# Your goal
Below is a set of entries. Reproduce exactly the lines from the one containing "Read this page and output its text content." through the end, both included.

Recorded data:
* * * *
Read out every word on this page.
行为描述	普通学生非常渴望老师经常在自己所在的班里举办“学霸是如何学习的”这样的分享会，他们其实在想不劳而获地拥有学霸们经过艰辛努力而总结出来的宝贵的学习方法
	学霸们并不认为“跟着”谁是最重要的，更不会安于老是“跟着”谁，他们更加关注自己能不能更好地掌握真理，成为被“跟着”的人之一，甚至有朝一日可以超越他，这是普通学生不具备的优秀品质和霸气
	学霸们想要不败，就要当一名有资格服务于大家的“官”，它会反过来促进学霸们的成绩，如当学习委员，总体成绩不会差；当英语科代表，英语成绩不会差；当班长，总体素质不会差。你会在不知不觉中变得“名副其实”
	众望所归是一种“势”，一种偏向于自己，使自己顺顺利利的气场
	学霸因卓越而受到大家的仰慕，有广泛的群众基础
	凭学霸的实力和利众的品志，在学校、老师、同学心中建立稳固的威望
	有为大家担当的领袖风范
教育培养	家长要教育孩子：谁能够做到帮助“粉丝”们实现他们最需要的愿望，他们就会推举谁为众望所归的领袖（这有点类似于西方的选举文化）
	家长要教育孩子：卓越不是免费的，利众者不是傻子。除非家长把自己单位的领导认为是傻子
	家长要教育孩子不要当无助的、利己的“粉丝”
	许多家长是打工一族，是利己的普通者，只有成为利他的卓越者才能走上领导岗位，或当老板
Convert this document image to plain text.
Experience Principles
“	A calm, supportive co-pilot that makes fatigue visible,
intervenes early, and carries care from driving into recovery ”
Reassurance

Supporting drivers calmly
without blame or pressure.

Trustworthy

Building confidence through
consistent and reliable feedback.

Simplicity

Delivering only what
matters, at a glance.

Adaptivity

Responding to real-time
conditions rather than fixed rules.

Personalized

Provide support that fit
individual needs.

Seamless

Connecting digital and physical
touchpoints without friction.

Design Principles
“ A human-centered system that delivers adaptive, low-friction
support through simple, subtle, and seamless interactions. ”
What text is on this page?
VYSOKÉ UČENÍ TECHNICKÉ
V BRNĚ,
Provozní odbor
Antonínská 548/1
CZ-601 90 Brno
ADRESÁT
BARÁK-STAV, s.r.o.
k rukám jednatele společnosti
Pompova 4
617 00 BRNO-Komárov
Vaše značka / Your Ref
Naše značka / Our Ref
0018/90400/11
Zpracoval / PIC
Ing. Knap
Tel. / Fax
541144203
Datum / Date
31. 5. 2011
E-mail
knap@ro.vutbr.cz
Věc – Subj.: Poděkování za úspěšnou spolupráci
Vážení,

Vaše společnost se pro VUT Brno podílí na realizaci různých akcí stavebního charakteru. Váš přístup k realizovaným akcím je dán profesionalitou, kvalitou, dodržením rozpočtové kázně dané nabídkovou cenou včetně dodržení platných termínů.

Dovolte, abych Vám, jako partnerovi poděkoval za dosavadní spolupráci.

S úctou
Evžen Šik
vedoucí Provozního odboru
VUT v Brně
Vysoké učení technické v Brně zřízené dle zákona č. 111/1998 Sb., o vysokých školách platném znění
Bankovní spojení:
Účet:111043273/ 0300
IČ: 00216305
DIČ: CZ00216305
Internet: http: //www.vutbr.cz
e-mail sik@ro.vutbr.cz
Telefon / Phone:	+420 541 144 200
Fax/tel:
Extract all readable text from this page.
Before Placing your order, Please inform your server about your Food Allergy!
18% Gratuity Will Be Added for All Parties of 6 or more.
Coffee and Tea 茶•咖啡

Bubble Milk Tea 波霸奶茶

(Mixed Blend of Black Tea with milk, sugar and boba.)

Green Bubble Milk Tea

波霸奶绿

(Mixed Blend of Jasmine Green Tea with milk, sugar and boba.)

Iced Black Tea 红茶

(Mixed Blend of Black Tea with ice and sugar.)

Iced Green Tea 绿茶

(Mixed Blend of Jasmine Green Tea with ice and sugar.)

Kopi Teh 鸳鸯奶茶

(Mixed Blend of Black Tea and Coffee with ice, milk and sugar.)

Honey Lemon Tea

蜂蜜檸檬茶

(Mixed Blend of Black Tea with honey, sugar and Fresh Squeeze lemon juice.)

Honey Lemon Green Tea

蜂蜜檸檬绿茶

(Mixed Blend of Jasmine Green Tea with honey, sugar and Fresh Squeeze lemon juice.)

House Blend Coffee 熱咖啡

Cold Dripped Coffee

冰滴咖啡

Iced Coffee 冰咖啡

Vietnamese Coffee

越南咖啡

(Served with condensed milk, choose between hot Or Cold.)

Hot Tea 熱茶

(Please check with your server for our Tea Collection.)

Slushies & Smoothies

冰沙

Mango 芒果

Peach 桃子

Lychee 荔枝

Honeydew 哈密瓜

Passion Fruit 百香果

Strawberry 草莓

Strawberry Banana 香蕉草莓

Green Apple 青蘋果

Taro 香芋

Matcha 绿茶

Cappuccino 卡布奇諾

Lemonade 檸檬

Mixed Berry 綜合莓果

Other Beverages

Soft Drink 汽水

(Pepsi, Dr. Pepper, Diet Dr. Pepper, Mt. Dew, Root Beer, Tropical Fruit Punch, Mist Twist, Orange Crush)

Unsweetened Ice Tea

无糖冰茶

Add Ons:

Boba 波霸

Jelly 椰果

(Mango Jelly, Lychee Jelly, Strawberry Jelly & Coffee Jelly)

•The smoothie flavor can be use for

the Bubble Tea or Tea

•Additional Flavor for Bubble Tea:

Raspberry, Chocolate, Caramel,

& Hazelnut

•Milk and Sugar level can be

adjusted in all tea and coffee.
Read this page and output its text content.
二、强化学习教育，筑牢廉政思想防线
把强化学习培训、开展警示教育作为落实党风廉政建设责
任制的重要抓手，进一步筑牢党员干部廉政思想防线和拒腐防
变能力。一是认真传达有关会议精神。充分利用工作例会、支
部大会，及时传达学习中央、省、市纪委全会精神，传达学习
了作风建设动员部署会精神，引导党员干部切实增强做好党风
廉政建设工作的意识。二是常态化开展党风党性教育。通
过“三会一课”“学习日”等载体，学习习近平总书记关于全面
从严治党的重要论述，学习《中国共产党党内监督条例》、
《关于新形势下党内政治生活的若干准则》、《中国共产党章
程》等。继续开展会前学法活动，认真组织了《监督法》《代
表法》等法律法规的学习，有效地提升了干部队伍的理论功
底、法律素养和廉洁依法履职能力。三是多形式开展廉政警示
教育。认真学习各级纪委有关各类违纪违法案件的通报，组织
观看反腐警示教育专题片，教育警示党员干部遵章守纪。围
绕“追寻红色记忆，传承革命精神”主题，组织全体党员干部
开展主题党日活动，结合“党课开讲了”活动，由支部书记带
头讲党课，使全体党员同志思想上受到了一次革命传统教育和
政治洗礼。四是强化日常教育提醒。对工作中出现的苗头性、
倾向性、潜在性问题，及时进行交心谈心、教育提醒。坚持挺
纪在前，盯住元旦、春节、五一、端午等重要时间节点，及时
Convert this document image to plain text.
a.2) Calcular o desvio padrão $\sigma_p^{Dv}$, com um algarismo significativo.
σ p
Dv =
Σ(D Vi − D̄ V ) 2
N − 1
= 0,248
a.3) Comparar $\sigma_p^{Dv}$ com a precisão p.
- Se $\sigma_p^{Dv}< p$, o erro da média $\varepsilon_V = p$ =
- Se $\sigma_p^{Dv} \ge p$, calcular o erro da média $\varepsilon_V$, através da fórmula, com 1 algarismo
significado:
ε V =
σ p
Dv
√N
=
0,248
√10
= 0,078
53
* * * *
# Solution
Read this page and output its text content.
二、强化学习教育，筑牢廉政思想防线
把强化学习培训、开展警示教育作为落实党风廉政建设责
任制的重要抓手，进一步筑牢党员干部廉政思想防线和拒腐防
变能力。一是认真传达有关会议精神。充分利用工作例会、支
部大会，及时传达学习中央、省、市纪委全会精神，传达学习
了作风建设动员部署会精神，引导党员干部切实增强做好党风
廉政建设工作的意识。二是常态化开展党风党性教育。通
过“三会一课”“学习日”等载体，学习习近平总书记关于全面
从严治党的重要论述，学习《中国共产党党内监督条例》、
《关于新形势下党内政治生活的若干准则》、《中国共产党章
程》等。继续开展会前学法活动，认真组织了《监督法》《代
表法》等法律法规的学习，有效地提升了干部队伍的理论功
底、法律素养和廉洁依法履职能力。三是多形式开展廉政警示
教育。认真学习各级纪委有关各类违纪违法案件的通报，组织
观看反腐警示教育专题片，教育警示党员干部遵章守纪。围
绕“追寻红色记忆，传承革命精神”主题，组织全体党员干部
开展主题党日活动，结合“党课开讲了”活动，由支部书记带
头讲党课，使全体党员同志思想上受到了一次革命传统教育和
政治洗礼。四是强化日常教育提醒。对工作中出现的苗头性、
倾向性、潜在性问题，及时进行交心谈心、教育提醒。坚持挺
纪在前，盯住元旦、春节、五一、端午等重要时间节点，及时
Convert this document image to plain text.
a.2) Calcular o desvio padrão $\sigma_p^{Dv}$, com um algarismo significativo.
σ p
Dv =
Σ(D Vi − D̄ V ) 2
N − 1
= 0,248
a.3) Comparar $\sigma_p^{Dv}$ com a precisão p.
- Se $\sigma_p^{Dv}< p$, o erro da média $\varepsilon_V = p$ =
- Se $\sigma_p^{Dv} \ge p$, calcular o erro da média $\varepsilon_V$, através da fórmula, com 1 algarismo
significado:
ε V =
σ p
Dv
√N
=
0,248
√10
= 0,078
53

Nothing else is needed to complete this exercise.